**What needs to be done:** Copy all the entries below exactly, but not the pictures.

[Excerpt from a dataset]

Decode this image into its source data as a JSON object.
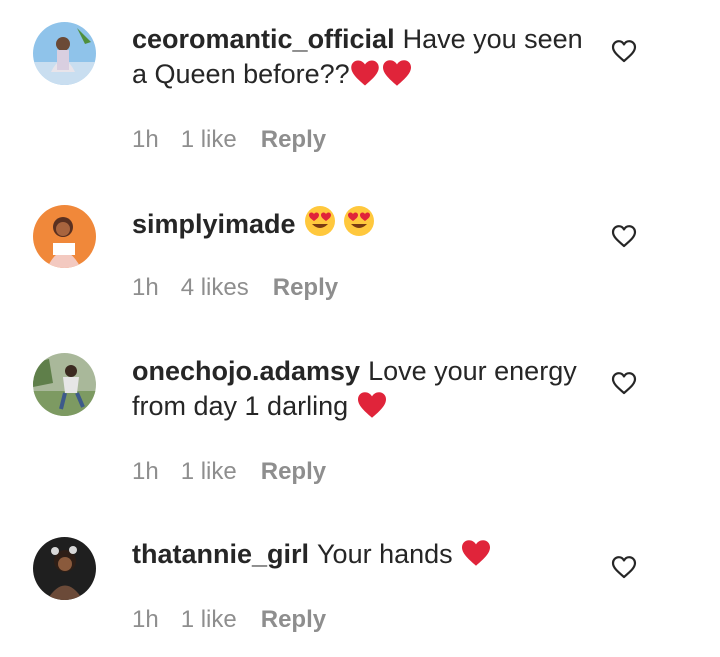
{
  "comments": [
    {
      "username": "ceoromantic_official",
      "text": "Have you seen a Queen before??",
      "emojis": [
        "red-heart",
        "red-heart"
      ],
      "time": "1h",
      "likes": "1 like",
      "reply_label": "Reply"
    },
    {
      "username": "simplyimade",
      "text": "",
      "emojis": [
        "heart-eyes-face",
        "heart-eyes-face"
      ],
      "time": "1h",
      "likes": "4 likes",
      "reply_label": "Reply"
    },
    {
      "username": "onechojo.adamsy",
      "text": "Love your energy from day 1 darling",
      "emojis": [
        "red-heart"
      ],
      "time": "1h",
      "likes": "1 like",
      "reply_label": "Reply"
    },
    {
      "username": "thatannie_girl",
      "text": "Your hands",
      "emojis": [
        "red-heart"
      ],
      "time": "1h",
      "likes": "1 like",
      "reply_label": "Reply"
    }
  ],
  "colors": {
    "text": "#262626",
    "secondary": "#8e8e8e",
    "heart_emoji": "#e0243a"
  }
}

**Written response:**
Decode this image into its source data as a JSON object.
{
  "comments": [
    {
      "username": "ceoromantic_official",
      "text": "Have you seen a Queen before??",
      "emojis": [
        "red-heart",
        "red-heart"
      ],
      "time": "1h",
      "likes": "1 like",
      "reply_label": "Reply"
    },
    {
      "username": "simplyimade",
      "text": "",
      "emojis": [
        "heart-eyes-face",
        "heart-eyes-face"
      ],
      "time": "1h",
      "likes": "4 likes",
      "reply_label": "Reply"
    },
    {
      "username": "onechojo.adamsy",
      "text": "Love your energy from day 1 darling",
      "emojis": [
        "red-heart"
      ],
      "time": "1h",
      "likes": "1 like",
      "reply_label": "Reply"
    },
    {
      "username": "thatannie_girl",
      "text": "Your hands",
      "emojis": [
        "red-heart"
      ],
      "time": "1h",
      "likes": "1 like",
      "reply_label": "Reply"
    }
  ],
  "colors": {
    "text": "#262626",
    "secondary": "#8e8e8e",
    "heart_emoji": "#e0243a"
  }
}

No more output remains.